* Available data:
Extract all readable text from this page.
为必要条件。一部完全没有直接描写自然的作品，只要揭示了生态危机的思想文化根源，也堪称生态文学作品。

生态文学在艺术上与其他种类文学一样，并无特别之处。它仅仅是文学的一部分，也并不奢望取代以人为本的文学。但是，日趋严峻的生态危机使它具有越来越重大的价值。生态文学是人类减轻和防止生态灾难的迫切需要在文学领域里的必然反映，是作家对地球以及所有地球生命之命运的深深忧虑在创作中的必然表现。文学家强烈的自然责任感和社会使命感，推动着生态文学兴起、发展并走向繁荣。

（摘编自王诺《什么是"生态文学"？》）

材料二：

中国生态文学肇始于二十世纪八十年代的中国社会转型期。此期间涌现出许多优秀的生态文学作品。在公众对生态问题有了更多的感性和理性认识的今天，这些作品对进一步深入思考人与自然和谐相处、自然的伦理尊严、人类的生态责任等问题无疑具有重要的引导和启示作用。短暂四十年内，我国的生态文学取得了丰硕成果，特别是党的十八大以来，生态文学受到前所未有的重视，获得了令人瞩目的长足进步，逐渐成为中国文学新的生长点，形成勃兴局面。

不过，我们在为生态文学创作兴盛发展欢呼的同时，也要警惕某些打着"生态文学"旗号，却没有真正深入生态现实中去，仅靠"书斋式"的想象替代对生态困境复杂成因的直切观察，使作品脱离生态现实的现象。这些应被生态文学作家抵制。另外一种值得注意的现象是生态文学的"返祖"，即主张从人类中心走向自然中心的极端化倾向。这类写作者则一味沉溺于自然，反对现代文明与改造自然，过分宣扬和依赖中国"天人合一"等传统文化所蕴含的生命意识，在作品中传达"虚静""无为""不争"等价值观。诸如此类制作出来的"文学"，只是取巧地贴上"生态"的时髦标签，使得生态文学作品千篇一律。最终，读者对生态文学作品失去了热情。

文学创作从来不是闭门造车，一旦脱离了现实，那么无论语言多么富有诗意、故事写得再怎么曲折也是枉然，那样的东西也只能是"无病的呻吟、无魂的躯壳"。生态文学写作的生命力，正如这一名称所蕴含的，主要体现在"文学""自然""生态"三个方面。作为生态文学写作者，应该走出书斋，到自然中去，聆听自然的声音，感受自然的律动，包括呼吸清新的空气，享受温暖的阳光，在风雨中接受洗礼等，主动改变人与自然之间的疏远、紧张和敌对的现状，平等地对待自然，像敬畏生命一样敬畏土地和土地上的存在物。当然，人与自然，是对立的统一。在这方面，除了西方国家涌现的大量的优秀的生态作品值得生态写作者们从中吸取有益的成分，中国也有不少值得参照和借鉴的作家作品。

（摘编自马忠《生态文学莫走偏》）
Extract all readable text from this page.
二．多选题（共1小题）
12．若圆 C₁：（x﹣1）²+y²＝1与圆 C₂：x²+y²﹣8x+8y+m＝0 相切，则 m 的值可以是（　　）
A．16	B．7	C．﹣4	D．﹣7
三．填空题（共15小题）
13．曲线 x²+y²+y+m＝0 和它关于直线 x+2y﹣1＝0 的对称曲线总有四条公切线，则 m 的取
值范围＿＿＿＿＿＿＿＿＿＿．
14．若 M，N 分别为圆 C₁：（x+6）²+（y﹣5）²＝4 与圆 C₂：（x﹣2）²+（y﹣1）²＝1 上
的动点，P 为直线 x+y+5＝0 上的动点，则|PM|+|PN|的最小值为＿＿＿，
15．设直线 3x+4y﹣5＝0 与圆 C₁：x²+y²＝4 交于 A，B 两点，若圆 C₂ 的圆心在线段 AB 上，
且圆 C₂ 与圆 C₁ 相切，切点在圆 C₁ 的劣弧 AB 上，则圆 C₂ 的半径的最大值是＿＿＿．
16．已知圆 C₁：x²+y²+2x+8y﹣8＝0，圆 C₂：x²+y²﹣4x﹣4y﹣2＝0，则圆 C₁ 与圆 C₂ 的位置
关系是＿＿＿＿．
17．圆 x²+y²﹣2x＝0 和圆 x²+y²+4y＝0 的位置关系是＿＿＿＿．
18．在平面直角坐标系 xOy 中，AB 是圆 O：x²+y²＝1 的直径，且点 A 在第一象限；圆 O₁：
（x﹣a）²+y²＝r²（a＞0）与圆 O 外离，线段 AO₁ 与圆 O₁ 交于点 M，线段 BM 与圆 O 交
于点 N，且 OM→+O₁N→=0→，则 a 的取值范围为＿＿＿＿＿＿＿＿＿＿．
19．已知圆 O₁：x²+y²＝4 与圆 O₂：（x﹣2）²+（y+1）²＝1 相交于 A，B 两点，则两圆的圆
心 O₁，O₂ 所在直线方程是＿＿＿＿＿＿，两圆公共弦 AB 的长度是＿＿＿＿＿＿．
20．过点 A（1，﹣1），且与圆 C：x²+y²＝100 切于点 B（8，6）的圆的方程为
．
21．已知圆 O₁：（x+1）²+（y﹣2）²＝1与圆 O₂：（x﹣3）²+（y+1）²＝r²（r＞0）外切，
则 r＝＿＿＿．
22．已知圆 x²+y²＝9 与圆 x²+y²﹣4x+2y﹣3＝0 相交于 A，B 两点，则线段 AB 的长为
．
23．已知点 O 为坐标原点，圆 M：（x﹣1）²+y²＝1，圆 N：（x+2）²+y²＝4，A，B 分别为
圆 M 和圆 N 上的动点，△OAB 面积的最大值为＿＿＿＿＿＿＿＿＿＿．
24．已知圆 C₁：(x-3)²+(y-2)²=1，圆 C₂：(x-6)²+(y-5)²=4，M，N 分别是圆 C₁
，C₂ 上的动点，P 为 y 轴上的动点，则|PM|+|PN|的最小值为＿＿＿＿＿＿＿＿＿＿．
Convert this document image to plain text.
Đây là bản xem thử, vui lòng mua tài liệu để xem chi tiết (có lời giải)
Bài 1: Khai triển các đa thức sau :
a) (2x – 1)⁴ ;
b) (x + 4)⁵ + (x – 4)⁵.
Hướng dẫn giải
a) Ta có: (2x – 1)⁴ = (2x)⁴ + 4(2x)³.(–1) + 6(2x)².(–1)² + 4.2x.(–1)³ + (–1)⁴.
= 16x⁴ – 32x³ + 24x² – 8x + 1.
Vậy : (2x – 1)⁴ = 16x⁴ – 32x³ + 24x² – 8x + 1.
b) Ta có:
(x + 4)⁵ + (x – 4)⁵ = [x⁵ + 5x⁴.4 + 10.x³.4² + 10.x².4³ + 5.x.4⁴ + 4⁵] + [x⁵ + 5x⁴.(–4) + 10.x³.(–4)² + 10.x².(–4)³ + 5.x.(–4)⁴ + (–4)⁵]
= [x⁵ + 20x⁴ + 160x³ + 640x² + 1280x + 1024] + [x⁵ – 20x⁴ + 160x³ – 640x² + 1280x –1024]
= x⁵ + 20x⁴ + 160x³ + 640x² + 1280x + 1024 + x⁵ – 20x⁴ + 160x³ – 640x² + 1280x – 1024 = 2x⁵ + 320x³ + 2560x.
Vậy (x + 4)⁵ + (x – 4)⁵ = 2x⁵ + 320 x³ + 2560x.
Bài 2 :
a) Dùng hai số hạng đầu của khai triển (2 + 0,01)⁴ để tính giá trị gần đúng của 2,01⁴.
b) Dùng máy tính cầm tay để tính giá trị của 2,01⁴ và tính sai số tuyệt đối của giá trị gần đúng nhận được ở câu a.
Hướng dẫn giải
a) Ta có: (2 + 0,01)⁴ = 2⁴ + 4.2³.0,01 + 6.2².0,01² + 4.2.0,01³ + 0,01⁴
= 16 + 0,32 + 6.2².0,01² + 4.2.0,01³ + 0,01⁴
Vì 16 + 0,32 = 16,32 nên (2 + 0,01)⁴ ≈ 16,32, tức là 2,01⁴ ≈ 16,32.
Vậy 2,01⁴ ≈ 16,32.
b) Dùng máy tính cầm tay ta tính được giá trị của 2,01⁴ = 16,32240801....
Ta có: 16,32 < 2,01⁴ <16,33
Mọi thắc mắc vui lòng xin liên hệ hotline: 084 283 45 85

* What to do:
Gather up the lines containing the word "上的动点" from these records and copy them.

* Expected answer:
的动点，P 为直线 x+y+5＝0 上的动点，则|PM|+|PN|的最小值为＿＿＿，
圆 M 和圆 N 上的动点，△OAB 面积的最大值为＿＿＿＿＿＿＿＿＿＿．
，C₂ 上的动点，P 为 y 轴上的动点，则|PM|+|PN|的最小值为＿＿＿＿＿＿＿＿＿＿．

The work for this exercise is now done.